__Set exercise__
Transcribe the material word for word, but without the images.

Figure collection entries
********

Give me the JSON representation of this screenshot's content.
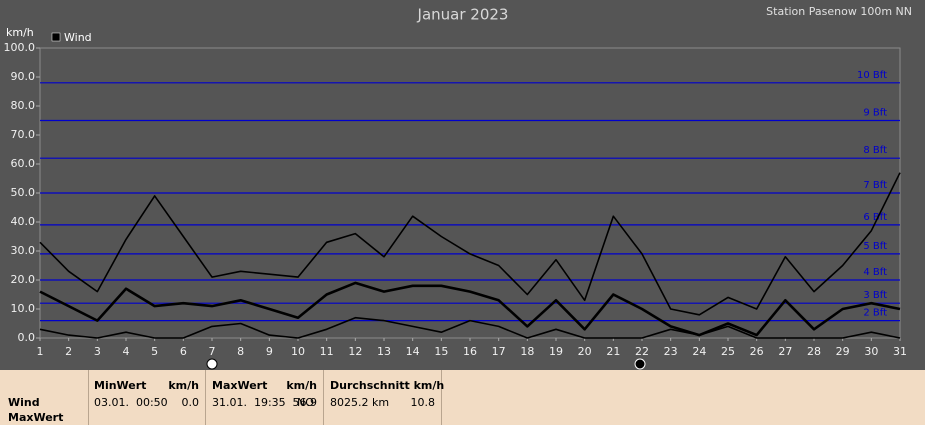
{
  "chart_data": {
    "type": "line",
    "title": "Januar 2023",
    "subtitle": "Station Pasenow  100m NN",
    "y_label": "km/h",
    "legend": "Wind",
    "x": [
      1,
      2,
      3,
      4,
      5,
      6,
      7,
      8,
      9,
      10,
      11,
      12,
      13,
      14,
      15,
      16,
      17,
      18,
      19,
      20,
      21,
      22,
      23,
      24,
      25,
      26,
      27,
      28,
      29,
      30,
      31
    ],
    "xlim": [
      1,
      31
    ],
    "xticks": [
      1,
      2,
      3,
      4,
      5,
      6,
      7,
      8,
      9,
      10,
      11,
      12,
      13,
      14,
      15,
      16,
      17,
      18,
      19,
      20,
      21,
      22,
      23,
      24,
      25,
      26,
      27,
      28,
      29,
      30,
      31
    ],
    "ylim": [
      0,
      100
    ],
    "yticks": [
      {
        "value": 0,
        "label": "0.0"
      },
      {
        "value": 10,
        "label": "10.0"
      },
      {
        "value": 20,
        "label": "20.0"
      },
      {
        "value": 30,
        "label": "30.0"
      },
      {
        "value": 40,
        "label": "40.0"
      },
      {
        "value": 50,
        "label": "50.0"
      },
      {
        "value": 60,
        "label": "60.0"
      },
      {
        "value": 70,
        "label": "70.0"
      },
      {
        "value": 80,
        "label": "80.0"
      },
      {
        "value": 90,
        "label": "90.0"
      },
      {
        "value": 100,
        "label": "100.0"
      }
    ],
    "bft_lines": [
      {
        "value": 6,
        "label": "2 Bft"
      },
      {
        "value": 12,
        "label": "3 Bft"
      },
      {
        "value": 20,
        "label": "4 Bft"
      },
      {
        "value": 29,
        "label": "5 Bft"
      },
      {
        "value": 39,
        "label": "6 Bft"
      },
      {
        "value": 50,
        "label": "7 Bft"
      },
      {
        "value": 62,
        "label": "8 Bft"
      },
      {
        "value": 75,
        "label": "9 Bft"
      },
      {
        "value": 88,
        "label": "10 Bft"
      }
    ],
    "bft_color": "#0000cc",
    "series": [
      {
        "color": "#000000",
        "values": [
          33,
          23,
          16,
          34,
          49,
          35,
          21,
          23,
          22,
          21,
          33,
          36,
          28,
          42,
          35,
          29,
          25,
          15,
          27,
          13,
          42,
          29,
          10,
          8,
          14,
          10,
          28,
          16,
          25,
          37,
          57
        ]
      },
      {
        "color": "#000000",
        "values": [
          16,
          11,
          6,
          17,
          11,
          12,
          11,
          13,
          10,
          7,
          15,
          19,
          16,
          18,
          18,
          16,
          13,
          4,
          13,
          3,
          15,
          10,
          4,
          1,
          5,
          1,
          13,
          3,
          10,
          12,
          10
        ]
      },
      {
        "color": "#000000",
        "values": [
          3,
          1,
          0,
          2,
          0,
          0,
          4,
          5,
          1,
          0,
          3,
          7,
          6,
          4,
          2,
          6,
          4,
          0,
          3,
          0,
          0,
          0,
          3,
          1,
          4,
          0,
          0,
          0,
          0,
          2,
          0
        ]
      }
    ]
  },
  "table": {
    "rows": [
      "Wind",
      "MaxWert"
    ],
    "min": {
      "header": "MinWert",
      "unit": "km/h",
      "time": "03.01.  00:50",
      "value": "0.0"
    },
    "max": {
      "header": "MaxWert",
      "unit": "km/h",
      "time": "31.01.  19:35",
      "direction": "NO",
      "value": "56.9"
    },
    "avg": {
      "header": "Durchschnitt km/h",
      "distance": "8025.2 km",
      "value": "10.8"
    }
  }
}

********

__The result__
Give me the JSON representation of this screenshot's content.
{
  "chart_data": {
    "type": "line",
    "title": "Januar 2023",
    "subtitle": "Station Pasenow  100m NN",
    "y_label": "km/h",
    "legend": "Wind",
    "x": [
      1,
      2,
      3,
      4,
      5,
      6,
      7,
      8,
      9,
      10,
      11,
      12,
      13,
      14,
      15,
      16,
      17,
      18,
      19,
      20,
      21,
      22,
      23,
      24,
      25,
      26,
      27,
      28,
      29,
      30,
      31
    ],
    "xlim": [
      1,
      31
    ],
    "xticks": [
      1,
      2,
      3,
      4,
      5,
      6,
      7,
      8,
      9,
      10,
      11,
      12,
      13,
      14,
      15,
      16,
      17,
      18,
      19,
      20,
      21,
      22,
      23,
      24,
      25,
      26,
      27,
      28,
      29,
      30,
      31
    ],
    "ylim": [
      0,
      100
    ],
    "yticks": [
      {
        "value": 0,
        "label": "0.0"
      },
      {
        "value": 10,
        "label": "10.0"
      },
      {
        "value": 20,
        "label": "20.0"
      },
      {
        "value": 30,
        "label": "30.0"
      },
      {
        "value": 40,
        "label": "40.0"
      },
      {
        "value": 50,
        "label": "50.0"
      },
      {
        "value": 60,
        "label": "60.0"
      },
      {
        "value": 70,
        "label": "70.0"
      },
      {
        "value": 80,
        "label": "80.0"
      },
      {
        "value": 90,
        "label": "90.0"
      },
      {
        "value": 100,
        "label": "100.0"
      }
    ],
    "bft_lines": [
      {
        "value": 6,
        "label": "2 Bft"
      },
      {
        "value": 12,
        "label": "3 Bft"
      },
      {
        "value": 20,
        "label": "4 Bft"
      },
      {
        "value": 29,
        "label": "5 Bft"
      },
      {
        "value": 39,
        "label": "6 Bft"
      },
      {
        "value": 50,
        "label": "7 Bft"
      },
      {
        "value": 62,
        "label": "8 Bft"
      },
      {
        "value": 75,
        "label": "9 Bft"
      },
      {
        "value": 88,
        "label": "10 Bft"
      }
    ],
    "bft_color": "#0000cc",
    "series": [
      {
        "color": "#000000",
        "values": [
          33,
          23,
          16,
          34,
          49,
          35,
          21,
          23,
          22,
          21,
          33,
          36,
          28,
          42,
          35,
          29,
          25,
          15,
          27,
          13,
          42,
          29,
          10,
          8,
          14,
          10,
          28,
          16,
          25,
          37,
          57
        ]
      },
      {
        "color": "#000000",
        "values": [
          16,
          11,
          6,
          17,
          11,
          12,
          11,
          13,
          10,
          7,
          15,
          19,
          16,
          18,
          18,
          16,
          13,
          4,
          13,
          3,
          15,
          10,
          4,
          1,
          5,
          1,
          13,
          3,
          10,
          12,
          10
        ]
      },
      {
        "color": "#000000",
        "values": [
          3,
          1,
          0,
          2,
          0,
          0,
          4,
          5,
          1,
          0,
          3,
          7,
          6,
          4,
          2,
          6,
          4,
          0,
          3,
          0,
          0,
          0,
          3,
          1,
          4,
          0,
          0,
          0,
          0,
          2,
          0
        ]
      }
    ]
  },
  "table": {
    "rows": [
      "Wind",
      "MaxWert"
    ],
    "min": {
      "header": "MinWert",
      "unit": "km/h",
      "time": "03.01.  00:50",
      "value": "0.0"
    },
    "max": {
      "header": "MaxWert",
      "unit": "km/h",
      "time": "31.01.  19:35",
      "direction": "NO",
      "value": "56.9"
    },
    "avg": {
      "header": "Durchschnitt km/h",
      "distance": "8025.2 km",
      "value": "10.8"
    }
  }
}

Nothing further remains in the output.